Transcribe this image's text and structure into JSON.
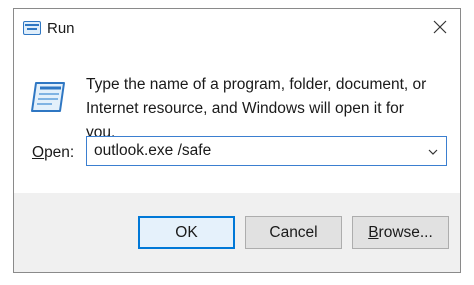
{
  "window": {
    "title": "Run",
    "icon": "run-app-icon",
    "close_icon": "close-icon"
  },
  "description": {
    "line1": "Type the name of a program, folder, document, or",
    "line2": "Internet resource, and Windows will open it for you."
  },
  "open_field": {
    "label_accesskey": "O",
    "label_rest": "pen:",
    "value": "outlook.exe /safe",
    "dropdown_icon": "chevron-down-icon"
  },
  "buttons": {
    "ok": "OK",
    "cancel": "Cancel",
    "browse_accesskey": "B",
    "browse_rest": "rowse..."
  },
  "colors": {
    "focus_border": "#3b7fd0",
    "default_button_border": "#0078d7",
    "footer_bg": "#f0f0f0"
  }
}
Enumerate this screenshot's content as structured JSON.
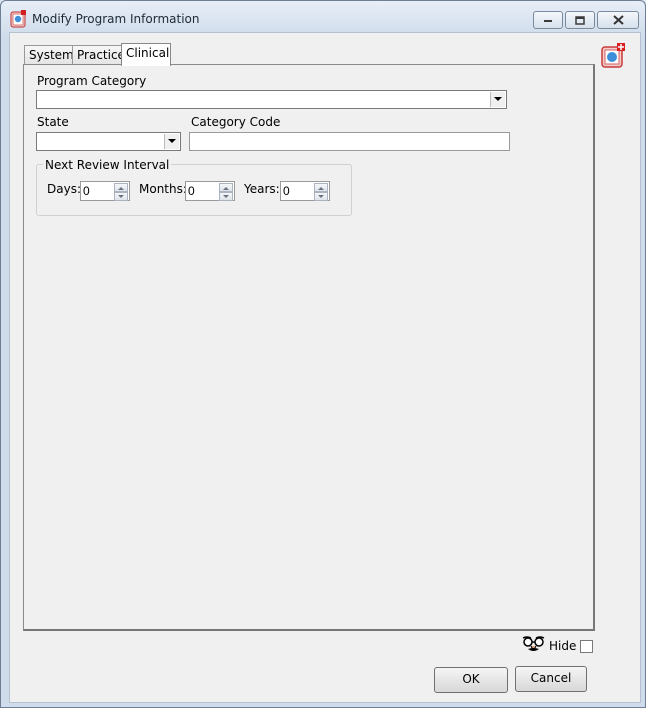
{
  "window": {
    "title": "Modify Program Information",
    "caption_buttons": [
      "minimize-icon",
      "maximize-icon",
      "close-icon"
    ]
  },
  "tabs": [
    {
      "label": "System",
      "active": false
    },
    {
      "label": "Practice",
      "active": false
    },
    {
      "label": "Clinical",
      "active": true
    }
  ],
  "form": {
    "program_category": {
      "label": "Program Category",
      "value": ""
    },
    "state": {
      "label": "State",
      "value": ""
    },
    "category_code": {
      "label": "Category Code",
      "value": ""
    },
    "review_interval": {
      "title": "Next Review Interval",
      "days": {
        "label": "Days:",
        "value": "0"
      },
      "months": {
        "label": "Months:",
        "value": "0"
      },
      "years": {
        "label": "Years:",
        "value": "0"
      }
    }
  },
  "footer": {
    "hide_label": "Hide",
    "hide_checked": false,
    "ok_label": "OK",
    "cancel_label": "Cancel"
  },
  "colors": {
    "accent": "#d94040",
    "frame": "#cfdceb"
  }
}
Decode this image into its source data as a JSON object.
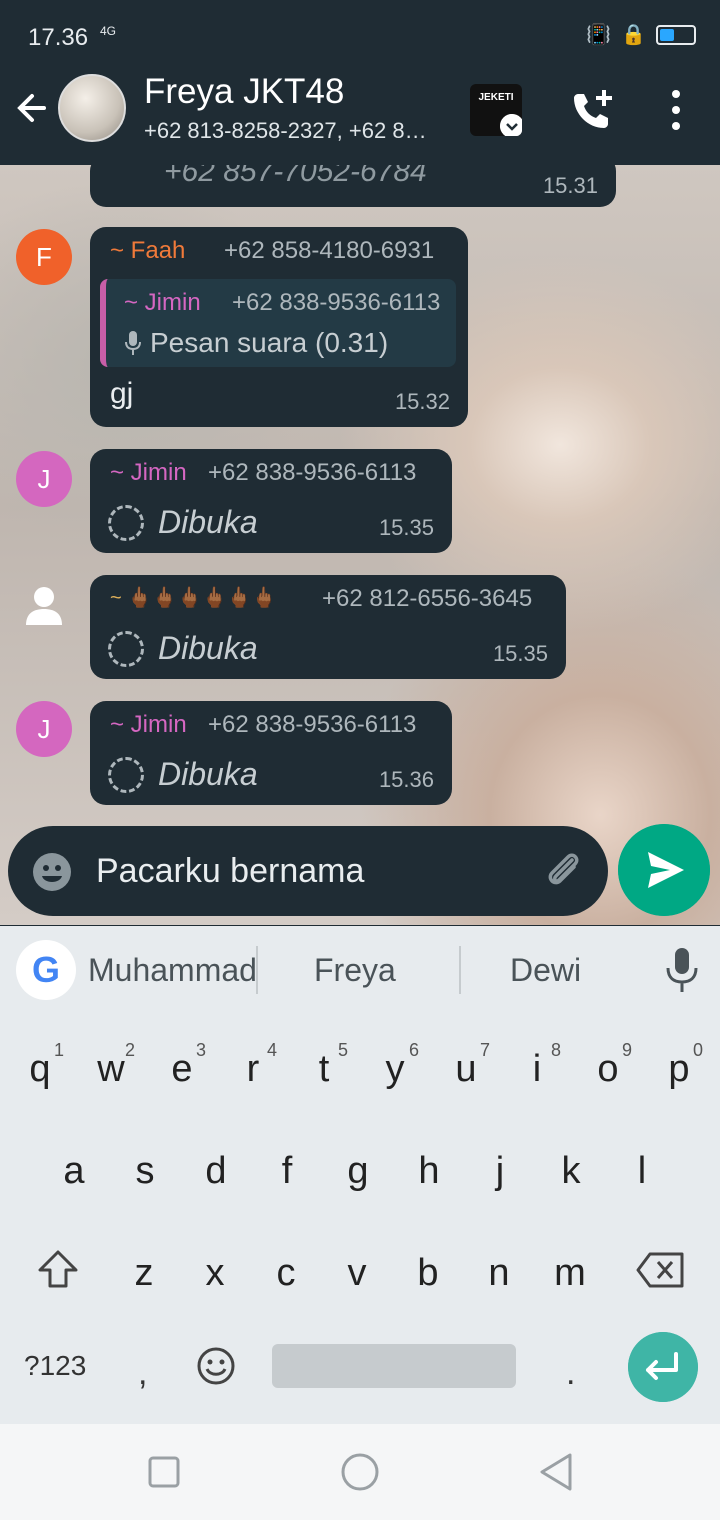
{
  "status": {
    "time": "17.36",
    "network": "4G",
    "battery_level": 0.45
  },
  "header": {
    "title": "Freya JKT48",
    "subtitle": "+62 813-8258-2327, +62 8…",
    "group_thumb_text": "JEKETI"
  },
  "messages": [
    {
      "phone": "+62 857-7052-6784",
      "time": "15.31"
    },
    {
      "avatar_letter": "F",
      "sender": "~ Faah",
      "phone": "+62 858-4180-6931",
      "quote": {
        "sender": "~ Jimin",
        "phone": "+62 838-9536-6113",
        "text": "Pesan suara (0.31)"
      },
      "text": "gj",
      "time": "15.32"
    },
    {
      "avatar_letter": "J",
      "sender": "~ Jimin",
      "phone": "+62 838-9536-6113",
      "text": "Dibuka",
      "time": "15.35"
    },
    {
      "sender": "~ 🖕🏾🖕🏾🖕🏾🖕🏾🖕🏾🖕🏾",
      "phone": "+62 812-6556-3645",
      "text": "Dibuka",
      "time": "15.35"
    },
    {
      "avatar_letter": "J",
      "sender": "~ Jimin",
      "phone": "+62 838-9536-6113",
      "text": "Dibuka",
      "time": "15.36"
    }
  ],
  "colors": {
    "accent": "#00a884",
    "faah": "#f07a3a",
    "jimin": "#d567c2",
    "bubble": "#1f2c34"
  },
  "composer": {
    "value": "Pacarku bernama"
  },
  "suggestions": [
    "Muhammad",
    "Freya",
    "Dewi"
  ],
  "keyboard": {
    "row1": [
      "q",
      "w",
      "e",
      "r",
      "t",
      "y",
      "u",
      "i",
      "o",
      "p"
    ],
    "row1_nums": [
      "1",
      "2",
      "3",
      "4",
      "5",
      "6",
      "7",
      "8",
      "9",
      "0"
    ],
    "row2": [
      "a",
      "s",
      "d",
      "f",
      "g",
      "h",
      "j",
      "k",
      "l"
    ],
    "row3": [
      "z",
      "x",
      "c",
      "v",
      "b",
      "n",
      "m"
    ],
    "symbols_label": "?123",
    "comma": ",",
    "period": "."
  }
}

* **SET EXERCISE**
Output each line exactly; omit every picture.

* **SOLVED EXERCISE**
Transcribe this image's text and structure into JSON.
{
  "window": {
    "title": "Run",
    "icon": "run-app-icon",
    "close_icon": "close-icon"
  },
  "description": {
    "line1": "Type the name of a program, folder, document, or",
    "line2": "Internet resource, and Windows will open it for you."
  },
  "open_field": {
    "label_accesskey": "O",
    "label_rest": "pen:",
    "value": "outlook.exe /safe",
    "dropdown_icon": "chevron-down-icon"
  },
  "buttons": {
    "ok": "OK",
    "cancel": "Cancel",
    "browse_accesskey": "B",
    "browse_rest": "rowse..."
  },
  "colors": {
    "focus_border": "#3b7fd0",
    "default_button_border": "#0078d7",
    "footer_bg": "#f0f0f0"
  }
}
Enumerate this screenshot's content as structured JSON.
{
  "window": {
    "title": "Modify Program Information",
    "caption_buttons": [
      "minimize-icon",
      "maximize-icon",
      "close-icon"
    ]
  },
  "tabs": [
    {
      "label": "System",
      "active": false
    },
    {
      "label": "Practice",
      "active": false
    },
    {
      "label": "Clinical",
      "active": true
    }
  ],
  "form": {
    "program_category": {
      "label": "Program Category",
      "value": ""
    },
    "state": {
      "label": "State",
      "value": ""
    },
    "category_code": {
      "label": "Category Code",
      "value": ""
    },
    "review_interval": {
      "title": "Next Review Interval",
      "days": {
        "label": "Days:",
        "value": "0"
      },
      "months": {
        "label": "Months:",
        "value": "0"
      },
      "years": {
        "label": "Years:",
        "value": "0"
      }
    }
  },
  "footer": {
    "hide_label": "Hide",
    "hide_checked": false,
    "ok_label": "OK",
    "cancel_label": "Cancel"
  },
  "colors": {
    "accent": "#d94040",
    "frame": "#cfdceb"
  }
}
Decode this image into its source data as a JSON object.
{
  "status": {
    "time": "17.36",
    "network": "4G",
    "battery_level": 0.45
  },
  "header": {
    "title": "Freya JKT48",
    "subtitle": "+62 813-8258-2327, +62 8…",
    "group_thumb_text": "JEKETI"
  },
  "messages": [
    {
      "phone": "+62 857-7052-6784",
      "time": "15.31"
    },
    {
      "avatar_letter": "F",
      "sender": "~ Faah",
      "phone": "+62 858-4180-6931",
      "quote": {
        "sender": "~ Jimin",
        "phone": "+62 838-9536-6113",
        "text": "Pesan suara (0.31)"
      },
      "text": "gj",
      "time": "15.32"
    },
    {
      "avatar_letter": "J",
      "sender": "~ Jimin",
      "phone": "+62 838-9536-6113",
      "text": "Dibuka",
      "time": "15.35"
    },
    {
      "sender": "~ 🖕🏾🖕🏾🖕🏾🖕🏾🖕🏾🖕🏾",
      "phone": "+62 812-6556-3645",
      "text": "Dibuka",
      "time": "15.35"
    },
    {
      "avatar_letter": "J",
      "sender": "~ Jimin",
      "phone": "+62 838-9536-6113",
      "text": "Dibuka",
      "time": "15.36"
    }
  ],
  "colors": {
    "accent": "#00a884",
    "faah": "#f07a3a",
    "jimin": "#d567c2",
    "bubble": "#1f2c34"
  },
  "composer": {
    "value": "Pacarku bernama"
  },
  "suggestions": [
    "Muhammad",
    "Freya",
    "Dewi"
  ],
  "keyboard": {
    "row1": [
      "q",
      "w",
      "e",
      "r",
      "t",
      "y",
      "u",
      "i",
      "o",
      "p"
    ],
    "row1_nums": [
      "1",
      "2",
      "3",
      "4",
      "5",
      "6",
      "7",
      "8",
      "9",
      "0"
    ],
    "row2": [
      "a",
      "s",
      "d",
      "f",
      "g",
      "h",
      "j",
      "k",
      "l"
    ],
    "row3": [
      "z",
      "x",
      "c",
      "v",
      "b",
      "n",
      "m"
    ],
    "symbols_label": "?123",
    "comma": ",",
    "period": "."
  }
}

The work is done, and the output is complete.